[Collection entries]
------------------------------------------------
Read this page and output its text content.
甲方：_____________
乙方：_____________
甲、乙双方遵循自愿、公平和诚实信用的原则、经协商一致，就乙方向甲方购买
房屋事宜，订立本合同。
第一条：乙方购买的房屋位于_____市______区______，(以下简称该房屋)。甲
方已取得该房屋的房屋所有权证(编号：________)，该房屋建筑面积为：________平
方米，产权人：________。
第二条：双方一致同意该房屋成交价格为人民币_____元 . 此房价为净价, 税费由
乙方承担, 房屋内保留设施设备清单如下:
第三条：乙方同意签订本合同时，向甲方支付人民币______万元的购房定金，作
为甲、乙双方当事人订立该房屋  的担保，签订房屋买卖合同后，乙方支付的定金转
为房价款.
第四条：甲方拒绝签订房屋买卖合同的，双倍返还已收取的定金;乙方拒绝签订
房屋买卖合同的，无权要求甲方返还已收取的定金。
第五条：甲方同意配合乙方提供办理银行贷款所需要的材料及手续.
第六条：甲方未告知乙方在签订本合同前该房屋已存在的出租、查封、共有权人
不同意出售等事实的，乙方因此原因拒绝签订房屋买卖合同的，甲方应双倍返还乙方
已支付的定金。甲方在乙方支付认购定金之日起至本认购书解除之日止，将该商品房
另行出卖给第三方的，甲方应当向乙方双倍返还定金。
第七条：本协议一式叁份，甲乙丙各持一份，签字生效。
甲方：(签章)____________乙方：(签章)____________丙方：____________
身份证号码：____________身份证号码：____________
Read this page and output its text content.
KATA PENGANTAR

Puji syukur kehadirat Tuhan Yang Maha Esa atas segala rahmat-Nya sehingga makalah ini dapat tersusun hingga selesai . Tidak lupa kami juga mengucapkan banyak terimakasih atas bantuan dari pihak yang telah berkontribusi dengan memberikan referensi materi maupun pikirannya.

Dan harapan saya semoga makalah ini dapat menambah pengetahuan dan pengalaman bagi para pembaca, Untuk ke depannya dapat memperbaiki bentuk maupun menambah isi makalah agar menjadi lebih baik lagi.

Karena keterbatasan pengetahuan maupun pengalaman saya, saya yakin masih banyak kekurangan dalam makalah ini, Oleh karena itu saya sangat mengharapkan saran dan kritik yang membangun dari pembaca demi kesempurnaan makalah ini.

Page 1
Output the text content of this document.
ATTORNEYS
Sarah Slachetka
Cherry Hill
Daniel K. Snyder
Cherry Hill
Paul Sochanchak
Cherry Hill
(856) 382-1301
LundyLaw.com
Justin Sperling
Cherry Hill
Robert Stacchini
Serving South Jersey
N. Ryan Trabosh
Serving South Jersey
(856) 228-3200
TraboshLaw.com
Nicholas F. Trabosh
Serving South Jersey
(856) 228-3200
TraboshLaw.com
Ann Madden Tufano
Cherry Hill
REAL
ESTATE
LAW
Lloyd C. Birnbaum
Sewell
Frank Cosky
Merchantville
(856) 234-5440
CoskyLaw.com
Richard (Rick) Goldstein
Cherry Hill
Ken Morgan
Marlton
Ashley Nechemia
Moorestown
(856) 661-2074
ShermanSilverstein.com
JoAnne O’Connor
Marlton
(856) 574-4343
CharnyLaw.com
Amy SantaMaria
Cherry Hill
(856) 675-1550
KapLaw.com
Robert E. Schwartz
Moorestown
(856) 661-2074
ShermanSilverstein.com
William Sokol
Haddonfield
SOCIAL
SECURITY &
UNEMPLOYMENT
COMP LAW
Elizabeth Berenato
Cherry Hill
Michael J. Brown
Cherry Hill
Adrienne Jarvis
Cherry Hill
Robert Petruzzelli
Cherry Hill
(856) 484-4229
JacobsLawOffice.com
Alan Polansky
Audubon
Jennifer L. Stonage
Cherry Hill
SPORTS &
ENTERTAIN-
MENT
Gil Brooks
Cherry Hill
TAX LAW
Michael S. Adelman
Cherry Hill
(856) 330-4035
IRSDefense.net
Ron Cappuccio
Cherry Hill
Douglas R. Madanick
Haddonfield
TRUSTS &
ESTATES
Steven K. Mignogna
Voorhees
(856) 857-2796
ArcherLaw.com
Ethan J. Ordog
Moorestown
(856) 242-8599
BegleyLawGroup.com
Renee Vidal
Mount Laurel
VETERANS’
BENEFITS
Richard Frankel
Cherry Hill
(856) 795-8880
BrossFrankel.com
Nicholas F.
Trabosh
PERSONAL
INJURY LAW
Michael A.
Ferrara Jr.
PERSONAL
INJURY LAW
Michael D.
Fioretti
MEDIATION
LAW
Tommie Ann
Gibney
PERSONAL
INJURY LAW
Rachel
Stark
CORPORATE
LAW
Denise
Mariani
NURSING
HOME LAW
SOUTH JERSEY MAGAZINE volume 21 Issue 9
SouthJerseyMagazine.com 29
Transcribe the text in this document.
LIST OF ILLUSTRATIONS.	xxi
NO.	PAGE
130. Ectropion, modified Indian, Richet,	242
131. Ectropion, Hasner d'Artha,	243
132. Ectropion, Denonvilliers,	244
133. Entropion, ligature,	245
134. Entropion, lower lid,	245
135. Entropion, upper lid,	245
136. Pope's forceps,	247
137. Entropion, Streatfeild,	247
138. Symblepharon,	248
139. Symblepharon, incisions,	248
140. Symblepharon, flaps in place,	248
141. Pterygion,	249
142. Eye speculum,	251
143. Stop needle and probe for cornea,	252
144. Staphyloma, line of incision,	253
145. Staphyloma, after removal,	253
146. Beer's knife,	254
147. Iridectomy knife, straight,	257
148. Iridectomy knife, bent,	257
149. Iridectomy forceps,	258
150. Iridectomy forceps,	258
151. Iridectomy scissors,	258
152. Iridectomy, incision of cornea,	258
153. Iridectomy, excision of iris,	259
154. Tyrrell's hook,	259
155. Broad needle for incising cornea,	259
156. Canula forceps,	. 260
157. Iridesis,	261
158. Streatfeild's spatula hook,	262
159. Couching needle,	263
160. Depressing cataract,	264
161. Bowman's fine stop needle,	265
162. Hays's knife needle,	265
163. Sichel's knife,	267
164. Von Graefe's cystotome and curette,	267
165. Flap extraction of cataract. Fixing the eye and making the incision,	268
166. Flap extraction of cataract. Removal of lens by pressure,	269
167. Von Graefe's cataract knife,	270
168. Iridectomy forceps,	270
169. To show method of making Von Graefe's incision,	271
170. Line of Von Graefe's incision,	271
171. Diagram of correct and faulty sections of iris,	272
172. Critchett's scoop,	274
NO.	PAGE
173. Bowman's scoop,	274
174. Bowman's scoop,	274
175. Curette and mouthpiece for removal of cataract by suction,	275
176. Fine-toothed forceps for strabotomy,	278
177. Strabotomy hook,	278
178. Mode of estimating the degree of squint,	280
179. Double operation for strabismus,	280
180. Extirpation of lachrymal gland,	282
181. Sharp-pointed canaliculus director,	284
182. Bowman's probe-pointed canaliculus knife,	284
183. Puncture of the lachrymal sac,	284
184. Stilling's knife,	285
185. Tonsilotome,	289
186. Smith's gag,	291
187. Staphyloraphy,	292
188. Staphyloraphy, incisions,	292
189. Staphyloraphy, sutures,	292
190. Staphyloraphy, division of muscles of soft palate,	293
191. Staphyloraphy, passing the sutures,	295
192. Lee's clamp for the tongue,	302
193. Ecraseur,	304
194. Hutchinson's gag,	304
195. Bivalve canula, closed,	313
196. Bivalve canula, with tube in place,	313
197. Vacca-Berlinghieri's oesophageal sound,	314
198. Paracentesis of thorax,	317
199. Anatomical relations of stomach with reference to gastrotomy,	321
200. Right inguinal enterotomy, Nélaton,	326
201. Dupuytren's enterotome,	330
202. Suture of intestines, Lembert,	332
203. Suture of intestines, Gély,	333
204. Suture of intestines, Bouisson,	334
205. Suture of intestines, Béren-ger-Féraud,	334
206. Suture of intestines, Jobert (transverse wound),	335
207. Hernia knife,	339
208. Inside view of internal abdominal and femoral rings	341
------------------------------------------------
Gather each line that holds "forceps".

[Response to this exercise]
136. Pope's forceps,	247
149. Iridectomy forceps,	258
150. Iridectomy forceps,	258
156. Canula forceps,	. 260
168. Iridectomy forceps,	270
176. Fine-toothed forceps for strabotomy,	278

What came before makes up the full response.